Stated goal
Wherever "deer" appears in a line, list that line.

───── Records for the task ─────

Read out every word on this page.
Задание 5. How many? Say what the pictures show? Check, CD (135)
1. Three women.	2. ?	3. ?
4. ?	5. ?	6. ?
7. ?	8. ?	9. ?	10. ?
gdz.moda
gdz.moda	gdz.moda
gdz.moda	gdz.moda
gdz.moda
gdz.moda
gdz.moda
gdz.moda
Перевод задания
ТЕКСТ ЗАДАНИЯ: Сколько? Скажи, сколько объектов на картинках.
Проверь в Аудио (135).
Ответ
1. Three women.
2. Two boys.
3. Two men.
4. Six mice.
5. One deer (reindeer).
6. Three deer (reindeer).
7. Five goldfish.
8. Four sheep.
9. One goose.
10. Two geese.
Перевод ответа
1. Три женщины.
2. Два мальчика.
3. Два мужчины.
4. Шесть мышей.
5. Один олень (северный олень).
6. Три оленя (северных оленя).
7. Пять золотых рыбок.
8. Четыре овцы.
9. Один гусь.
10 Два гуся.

─────

Reply to the task
5. One deer (reindeer).
6. Three deer (reindeer).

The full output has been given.